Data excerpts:
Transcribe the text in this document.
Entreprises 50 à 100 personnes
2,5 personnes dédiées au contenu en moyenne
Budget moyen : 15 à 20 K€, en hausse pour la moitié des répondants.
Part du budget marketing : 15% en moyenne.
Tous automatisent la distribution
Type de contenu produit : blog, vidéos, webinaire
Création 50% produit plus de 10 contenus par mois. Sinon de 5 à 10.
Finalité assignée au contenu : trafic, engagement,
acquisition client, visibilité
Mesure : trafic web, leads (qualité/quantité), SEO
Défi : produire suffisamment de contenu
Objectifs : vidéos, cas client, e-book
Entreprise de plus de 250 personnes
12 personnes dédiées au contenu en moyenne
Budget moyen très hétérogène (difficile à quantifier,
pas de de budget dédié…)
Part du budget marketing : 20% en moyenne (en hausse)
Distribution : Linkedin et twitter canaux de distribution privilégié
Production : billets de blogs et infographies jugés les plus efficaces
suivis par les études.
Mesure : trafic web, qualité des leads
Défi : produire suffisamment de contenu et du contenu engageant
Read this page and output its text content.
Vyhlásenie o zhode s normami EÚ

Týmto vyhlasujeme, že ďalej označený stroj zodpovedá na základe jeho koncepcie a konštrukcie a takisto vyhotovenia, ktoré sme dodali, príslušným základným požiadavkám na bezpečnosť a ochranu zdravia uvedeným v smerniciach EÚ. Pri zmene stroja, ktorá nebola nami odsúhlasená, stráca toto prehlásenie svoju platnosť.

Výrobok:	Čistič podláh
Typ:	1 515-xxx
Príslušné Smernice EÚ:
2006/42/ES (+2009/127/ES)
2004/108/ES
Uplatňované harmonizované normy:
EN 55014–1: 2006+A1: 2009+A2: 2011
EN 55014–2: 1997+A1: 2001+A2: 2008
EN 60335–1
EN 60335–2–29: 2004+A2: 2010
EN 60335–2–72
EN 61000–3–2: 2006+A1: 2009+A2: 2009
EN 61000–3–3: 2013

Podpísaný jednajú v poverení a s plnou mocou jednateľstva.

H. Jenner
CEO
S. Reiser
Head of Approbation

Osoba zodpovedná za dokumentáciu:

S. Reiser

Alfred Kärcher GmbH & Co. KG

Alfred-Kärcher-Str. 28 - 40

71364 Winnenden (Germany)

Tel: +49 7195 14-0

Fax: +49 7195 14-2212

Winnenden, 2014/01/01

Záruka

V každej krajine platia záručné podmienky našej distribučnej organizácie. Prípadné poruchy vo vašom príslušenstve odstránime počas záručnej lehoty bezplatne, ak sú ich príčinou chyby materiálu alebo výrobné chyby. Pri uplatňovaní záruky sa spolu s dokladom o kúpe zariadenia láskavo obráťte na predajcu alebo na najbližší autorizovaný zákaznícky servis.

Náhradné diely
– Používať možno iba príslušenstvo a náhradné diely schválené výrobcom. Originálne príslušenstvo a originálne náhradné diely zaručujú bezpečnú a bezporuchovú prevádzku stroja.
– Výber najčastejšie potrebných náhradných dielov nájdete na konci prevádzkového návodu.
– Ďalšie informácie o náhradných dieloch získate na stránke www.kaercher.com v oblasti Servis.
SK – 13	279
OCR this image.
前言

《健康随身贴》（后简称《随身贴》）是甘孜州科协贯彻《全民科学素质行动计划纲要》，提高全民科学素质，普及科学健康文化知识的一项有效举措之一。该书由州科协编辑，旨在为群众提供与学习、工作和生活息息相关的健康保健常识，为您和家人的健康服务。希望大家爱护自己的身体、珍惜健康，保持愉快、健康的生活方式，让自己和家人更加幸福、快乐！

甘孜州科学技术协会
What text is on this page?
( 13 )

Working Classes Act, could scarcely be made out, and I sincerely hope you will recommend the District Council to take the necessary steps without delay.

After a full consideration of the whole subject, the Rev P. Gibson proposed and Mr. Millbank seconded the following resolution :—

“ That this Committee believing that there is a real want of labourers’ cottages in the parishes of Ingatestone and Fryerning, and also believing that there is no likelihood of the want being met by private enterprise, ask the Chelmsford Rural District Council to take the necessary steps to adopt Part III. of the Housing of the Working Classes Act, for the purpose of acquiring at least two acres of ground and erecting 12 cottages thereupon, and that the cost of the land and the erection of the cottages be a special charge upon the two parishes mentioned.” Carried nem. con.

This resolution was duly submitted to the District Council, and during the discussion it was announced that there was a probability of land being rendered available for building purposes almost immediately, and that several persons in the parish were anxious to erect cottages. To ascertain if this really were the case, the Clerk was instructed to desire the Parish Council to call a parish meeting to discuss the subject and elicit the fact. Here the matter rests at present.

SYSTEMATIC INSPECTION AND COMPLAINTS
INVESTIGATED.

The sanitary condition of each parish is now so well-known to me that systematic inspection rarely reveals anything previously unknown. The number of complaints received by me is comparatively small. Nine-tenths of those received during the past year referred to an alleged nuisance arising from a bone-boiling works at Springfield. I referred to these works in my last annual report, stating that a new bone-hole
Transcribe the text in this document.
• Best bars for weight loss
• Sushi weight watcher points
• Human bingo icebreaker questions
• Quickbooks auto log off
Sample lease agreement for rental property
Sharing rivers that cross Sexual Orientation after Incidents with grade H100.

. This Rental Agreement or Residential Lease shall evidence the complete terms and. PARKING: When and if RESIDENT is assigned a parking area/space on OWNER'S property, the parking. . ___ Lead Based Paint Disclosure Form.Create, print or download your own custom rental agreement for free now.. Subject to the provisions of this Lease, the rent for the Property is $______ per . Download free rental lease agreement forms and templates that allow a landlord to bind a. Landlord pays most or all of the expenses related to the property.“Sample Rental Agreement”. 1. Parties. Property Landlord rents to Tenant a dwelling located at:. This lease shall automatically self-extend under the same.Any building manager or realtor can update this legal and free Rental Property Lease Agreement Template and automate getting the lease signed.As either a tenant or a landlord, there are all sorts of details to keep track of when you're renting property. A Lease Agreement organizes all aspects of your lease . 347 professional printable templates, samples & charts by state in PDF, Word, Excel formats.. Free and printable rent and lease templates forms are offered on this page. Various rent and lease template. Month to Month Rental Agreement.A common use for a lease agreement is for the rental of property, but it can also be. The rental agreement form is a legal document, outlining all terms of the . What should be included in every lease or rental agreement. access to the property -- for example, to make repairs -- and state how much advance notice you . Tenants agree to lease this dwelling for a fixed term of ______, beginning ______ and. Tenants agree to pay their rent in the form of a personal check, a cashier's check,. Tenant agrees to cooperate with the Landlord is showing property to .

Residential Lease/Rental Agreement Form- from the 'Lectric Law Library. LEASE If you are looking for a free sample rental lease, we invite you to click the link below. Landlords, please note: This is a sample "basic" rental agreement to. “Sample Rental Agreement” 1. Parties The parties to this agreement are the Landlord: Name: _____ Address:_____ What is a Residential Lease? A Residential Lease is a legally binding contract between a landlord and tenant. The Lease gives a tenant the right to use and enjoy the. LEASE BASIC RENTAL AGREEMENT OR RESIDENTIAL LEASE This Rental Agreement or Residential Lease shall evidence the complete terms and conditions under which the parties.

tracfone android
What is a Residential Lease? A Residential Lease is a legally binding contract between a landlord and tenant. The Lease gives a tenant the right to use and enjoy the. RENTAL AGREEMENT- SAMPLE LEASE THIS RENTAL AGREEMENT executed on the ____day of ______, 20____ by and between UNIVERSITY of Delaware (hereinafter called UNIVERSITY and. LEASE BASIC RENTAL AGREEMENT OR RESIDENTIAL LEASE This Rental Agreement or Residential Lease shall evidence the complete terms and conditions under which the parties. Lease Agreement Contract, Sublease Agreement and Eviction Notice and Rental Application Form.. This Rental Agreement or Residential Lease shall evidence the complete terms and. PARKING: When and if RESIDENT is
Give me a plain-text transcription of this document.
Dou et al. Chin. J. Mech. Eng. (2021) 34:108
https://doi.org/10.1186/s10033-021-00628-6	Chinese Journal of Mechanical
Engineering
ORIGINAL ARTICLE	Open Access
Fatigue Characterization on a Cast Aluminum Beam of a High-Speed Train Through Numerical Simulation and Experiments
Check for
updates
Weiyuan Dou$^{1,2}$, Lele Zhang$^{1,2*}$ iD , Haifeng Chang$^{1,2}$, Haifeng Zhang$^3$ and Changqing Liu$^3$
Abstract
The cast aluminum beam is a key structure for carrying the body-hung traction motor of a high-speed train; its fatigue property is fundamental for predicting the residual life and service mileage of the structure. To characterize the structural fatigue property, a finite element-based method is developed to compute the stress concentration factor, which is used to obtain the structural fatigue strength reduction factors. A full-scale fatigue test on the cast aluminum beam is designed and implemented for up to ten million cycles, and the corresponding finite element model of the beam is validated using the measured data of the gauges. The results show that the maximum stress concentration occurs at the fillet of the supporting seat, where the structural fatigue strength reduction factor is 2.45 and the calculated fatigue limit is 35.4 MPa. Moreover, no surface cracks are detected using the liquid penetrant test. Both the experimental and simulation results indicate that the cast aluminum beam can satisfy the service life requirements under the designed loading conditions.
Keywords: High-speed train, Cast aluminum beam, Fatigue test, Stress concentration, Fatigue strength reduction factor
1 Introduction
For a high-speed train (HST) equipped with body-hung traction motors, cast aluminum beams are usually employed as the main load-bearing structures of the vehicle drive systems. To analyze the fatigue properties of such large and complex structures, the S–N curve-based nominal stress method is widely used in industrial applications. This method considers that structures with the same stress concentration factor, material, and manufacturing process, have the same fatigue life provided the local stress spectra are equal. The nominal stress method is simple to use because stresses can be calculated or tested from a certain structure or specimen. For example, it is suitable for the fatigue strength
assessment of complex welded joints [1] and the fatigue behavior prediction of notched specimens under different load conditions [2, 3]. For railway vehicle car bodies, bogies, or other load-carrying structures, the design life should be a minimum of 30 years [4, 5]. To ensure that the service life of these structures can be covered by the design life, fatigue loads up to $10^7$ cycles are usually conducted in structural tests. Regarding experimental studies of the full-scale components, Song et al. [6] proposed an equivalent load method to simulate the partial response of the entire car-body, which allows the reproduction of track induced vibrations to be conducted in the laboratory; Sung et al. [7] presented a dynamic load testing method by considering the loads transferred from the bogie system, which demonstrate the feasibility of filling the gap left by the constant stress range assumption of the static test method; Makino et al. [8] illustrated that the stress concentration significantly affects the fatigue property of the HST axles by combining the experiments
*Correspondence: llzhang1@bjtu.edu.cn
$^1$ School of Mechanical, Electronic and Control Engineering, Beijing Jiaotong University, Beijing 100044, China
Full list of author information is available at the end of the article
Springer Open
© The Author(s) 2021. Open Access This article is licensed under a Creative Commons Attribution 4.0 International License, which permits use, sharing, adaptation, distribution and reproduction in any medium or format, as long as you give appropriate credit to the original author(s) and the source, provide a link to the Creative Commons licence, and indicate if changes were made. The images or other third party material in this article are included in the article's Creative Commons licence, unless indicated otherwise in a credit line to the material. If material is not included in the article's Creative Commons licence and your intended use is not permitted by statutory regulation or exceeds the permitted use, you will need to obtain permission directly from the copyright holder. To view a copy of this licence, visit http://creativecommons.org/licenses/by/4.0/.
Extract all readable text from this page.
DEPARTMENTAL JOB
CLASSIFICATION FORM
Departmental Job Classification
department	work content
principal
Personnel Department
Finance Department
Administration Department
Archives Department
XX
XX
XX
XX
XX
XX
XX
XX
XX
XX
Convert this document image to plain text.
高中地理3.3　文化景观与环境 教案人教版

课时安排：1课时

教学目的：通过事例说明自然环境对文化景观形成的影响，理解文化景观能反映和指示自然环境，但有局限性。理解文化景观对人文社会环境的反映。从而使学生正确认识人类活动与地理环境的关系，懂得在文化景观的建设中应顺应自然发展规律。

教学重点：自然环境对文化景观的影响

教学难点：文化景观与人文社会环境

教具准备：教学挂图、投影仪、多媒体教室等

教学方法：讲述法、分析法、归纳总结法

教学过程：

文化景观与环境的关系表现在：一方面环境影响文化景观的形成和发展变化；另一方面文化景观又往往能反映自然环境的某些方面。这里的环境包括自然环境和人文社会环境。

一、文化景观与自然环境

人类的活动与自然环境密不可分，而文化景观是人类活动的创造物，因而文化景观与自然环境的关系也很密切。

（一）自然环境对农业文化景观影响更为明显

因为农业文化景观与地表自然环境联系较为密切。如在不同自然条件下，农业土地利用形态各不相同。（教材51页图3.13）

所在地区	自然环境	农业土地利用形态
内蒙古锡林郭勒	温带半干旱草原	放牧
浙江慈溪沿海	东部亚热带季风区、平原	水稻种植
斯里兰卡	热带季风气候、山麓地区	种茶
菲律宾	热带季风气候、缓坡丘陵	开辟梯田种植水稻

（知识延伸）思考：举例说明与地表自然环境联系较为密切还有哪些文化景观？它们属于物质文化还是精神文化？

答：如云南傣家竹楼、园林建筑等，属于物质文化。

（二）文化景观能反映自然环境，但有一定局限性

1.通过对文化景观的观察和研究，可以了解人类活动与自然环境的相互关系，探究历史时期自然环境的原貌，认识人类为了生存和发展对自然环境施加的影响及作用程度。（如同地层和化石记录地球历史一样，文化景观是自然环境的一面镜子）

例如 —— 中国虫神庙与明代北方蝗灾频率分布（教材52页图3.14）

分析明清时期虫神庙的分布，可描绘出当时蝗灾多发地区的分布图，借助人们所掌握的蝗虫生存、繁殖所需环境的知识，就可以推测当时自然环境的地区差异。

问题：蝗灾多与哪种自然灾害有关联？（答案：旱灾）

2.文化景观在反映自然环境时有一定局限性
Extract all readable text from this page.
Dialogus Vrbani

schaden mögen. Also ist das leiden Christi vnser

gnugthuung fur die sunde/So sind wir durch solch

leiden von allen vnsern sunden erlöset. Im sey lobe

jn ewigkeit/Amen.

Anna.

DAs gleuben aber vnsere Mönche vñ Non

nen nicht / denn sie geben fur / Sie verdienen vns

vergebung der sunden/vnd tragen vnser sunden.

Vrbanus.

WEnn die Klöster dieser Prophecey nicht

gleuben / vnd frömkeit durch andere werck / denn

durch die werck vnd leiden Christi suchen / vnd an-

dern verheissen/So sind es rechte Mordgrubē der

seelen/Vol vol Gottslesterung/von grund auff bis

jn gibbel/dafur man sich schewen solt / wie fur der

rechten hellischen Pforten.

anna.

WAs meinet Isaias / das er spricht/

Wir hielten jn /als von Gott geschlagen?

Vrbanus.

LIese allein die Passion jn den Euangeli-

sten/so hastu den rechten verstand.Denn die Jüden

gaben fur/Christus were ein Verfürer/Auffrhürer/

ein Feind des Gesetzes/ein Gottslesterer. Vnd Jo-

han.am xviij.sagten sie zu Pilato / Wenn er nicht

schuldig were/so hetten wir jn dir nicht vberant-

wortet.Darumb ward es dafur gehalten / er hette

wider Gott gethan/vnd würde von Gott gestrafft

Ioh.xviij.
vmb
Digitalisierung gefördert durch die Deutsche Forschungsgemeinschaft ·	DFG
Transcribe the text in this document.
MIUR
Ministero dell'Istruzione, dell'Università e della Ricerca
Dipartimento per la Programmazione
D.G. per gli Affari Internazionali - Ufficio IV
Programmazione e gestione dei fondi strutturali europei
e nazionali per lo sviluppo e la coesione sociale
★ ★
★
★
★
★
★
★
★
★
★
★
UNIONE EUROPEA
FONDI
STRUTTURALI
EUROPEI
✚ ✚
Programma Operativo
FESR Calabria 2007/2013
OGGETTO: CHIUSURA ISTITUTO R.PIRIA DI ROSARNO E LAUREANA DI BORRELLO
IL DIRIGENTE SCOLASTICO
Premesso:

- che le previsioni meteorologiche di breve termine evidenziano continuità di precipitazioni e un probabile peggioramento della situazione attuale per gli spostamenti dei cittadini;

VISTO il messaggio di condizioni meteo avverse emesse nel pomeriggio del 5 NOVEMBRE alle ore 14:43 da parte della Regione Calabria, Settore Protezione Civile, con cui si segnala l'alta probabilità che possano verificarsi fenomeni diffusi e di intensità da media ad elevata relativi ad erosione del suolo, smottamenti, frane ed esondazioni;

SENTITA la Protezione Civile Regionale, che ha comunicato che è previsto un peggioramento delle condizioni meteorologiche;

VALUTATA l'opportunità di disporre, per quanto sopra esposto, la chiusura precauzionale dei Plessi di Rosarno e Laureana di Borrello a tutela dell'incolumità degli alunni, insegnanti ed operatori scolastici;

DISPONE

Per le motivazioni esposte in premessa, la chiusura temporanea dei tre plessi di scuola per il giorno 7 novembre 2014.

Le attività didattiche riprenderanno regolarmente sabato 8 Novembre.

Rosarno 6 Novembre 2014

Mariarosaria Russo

Work to be completed: Search the listing for the word "suffisamment". Copy every line in which it occurs.

Completed exercise:
Défi : produire suffisamment de contenu
Défi : produire suffisamment de contenu et du contenu engageant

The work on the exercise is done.